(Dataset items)
START
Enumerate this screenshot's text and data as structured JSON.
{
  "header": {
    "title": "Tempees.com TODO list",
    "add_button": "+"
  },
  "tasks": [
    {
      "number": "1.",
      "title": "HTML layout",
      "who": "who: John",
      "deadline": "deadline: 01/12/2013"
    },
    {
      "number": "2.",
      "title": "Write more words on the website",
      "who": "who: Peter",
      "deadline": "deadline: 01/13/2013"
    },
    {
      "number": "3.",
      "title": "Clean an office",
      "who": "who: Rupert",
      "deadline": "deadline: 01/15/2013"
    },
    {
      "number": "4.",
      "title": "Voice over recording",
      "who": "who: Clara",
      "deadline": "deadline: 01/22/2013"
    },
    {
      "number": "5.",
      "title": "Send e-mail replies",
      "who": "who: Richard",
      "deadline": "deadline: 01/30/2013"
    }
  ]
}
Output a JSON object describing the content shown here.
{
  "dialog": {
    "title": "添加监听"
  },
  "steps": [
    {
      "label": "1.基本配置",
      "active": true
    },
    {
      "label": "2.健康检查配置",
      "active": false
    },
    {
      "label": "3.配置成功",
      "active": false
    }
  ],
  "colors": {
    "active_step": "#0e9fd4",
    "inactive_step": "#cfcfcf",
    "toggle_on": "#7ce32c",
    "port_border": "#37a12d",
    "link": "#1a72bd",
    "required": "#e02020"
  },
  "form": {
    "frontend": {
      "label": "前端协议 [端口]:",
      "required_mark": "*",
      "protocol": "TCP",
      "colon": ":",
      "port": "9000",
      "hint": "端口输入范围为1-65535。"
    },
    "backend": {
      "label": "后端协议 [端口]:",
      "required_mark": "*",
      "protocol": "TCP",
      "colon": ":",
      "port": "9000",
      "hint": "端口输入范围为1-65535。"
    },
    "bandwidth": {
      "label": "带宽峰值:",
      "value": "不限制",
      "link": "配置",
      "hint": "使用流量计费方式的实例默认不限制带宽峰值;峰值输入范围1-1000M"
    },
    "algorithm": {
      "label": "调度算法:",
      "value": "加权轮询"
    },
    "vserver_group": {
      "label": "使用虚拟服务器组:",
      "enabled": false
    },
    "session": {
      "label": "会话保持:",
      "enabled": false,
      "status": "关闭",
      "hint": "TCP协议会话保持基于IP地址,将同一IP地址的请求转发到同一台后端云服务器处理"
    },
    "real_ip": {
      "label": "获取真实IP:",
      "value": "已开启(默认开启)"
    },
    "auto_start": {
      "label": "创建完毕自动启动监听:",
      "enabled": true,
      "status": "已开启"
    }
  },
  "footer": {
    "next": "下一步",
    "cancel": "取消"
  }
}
END
• _Exercise requirements_: Every record should be given again exactly.

• _Complete answer_:
Enumerate this screenshot's text and data as structured JSON.
{
  "header": {
    "title": "Tempees.com TODO list",
    "add_button": "+"
  },
  "tasks": [
    {
      "number": "1.",
      "title": "HTML layout",
      "who": "who: John",
      "deadline": "deadline: 01/12/2013"
    },
    {
      "number": "2.",
      "title": "Write more words on the website",
      "who": "who: Peter",
      "deadline": "deadline: 01/13/2013"
    },
    {
      "number": "3.",
      "title": "Clean an office",
      "who": "who: Rupert",
      "deadline": "deadline: 01/15/2013"
    },
    {
      "number": "4.",
      "title": "Voice over recording",
      "who": "who: Clara",
      "deadline": "deadline: 01/22/2013"
    },
    {
      "number": "5.",
      "title": "Send e-mail replies",
      "who": "who: Richard",
      "deadline": "deadline: 01/30/2013"
    }
  ]
}
Output a JSON object describing the content shown here.
{
  "dialog": {
    "title": "添加监听"
  },
  "steps": [
    {
      "label": "1.基本配置",
      "active": true
    },
    {
      "label": "2.健康检查配置",
      "active": false
    },
    {
      "label": "3.配置成功",
      "active": false
    }
  ],
  "colors": {
    "active_step": "#0e9fd4",
    "inactive_step": "#cfcfcf",
    "toggle_on": "#7ce32c",
    "port_border": "#37a12d",
    "link": "#1a72bd",
    "required": "#e02020"
  },
  "form": {
    "frontend": {
      "label": "前端协议 [端口]:",
      "required_mark": "*",
      "protocol": "TCP",
      "colon": ":",
      "port": "9000",
      "hint": "端口输入范围为1-65535。"
    },
    "backend": {
      "label": "后端协议 [端口]:",
      "required_mark": "*",
      "protocol": "TCP",
      "colon": ":",
      "port": "9000",
      "hint": "端口输入范围为1-65535。"
    },
    "bandwidth": {
      "label": "带宽峰值:",
      "value": "不限制",
      "link": "配置",
      "hint": "使用流量计费方式的实例默认不限制带宽峰值;峰值输入范围1-1000M"
    },
    "algorithm": {
      "label": "调度算法:",
      "value": "加权轮询"
    },
    "vserver_group": {
      "label": "使用虚拟服务器组:",
      "enabled": false
    },
    "session": {
      "label": "会话保持:",
      "enabled": false,
      "status": "关闭",
      "hint": "TCP协议会话保持基于IP地址,将同一IP地址的请求转发到同一台后端云服务器处理"
    },
    "real_ip": {
      "label": "获取真实IP:",
      "value": "已开启(默认开启)"
    },
    "auto_start": {
      "label": "创建完毕自动启动监听:",
      "enabled": true,
      "status": "已开启"
    }
  },
  "footer": {
    "next": "下一步",
    "cancel": "取消"
  }
}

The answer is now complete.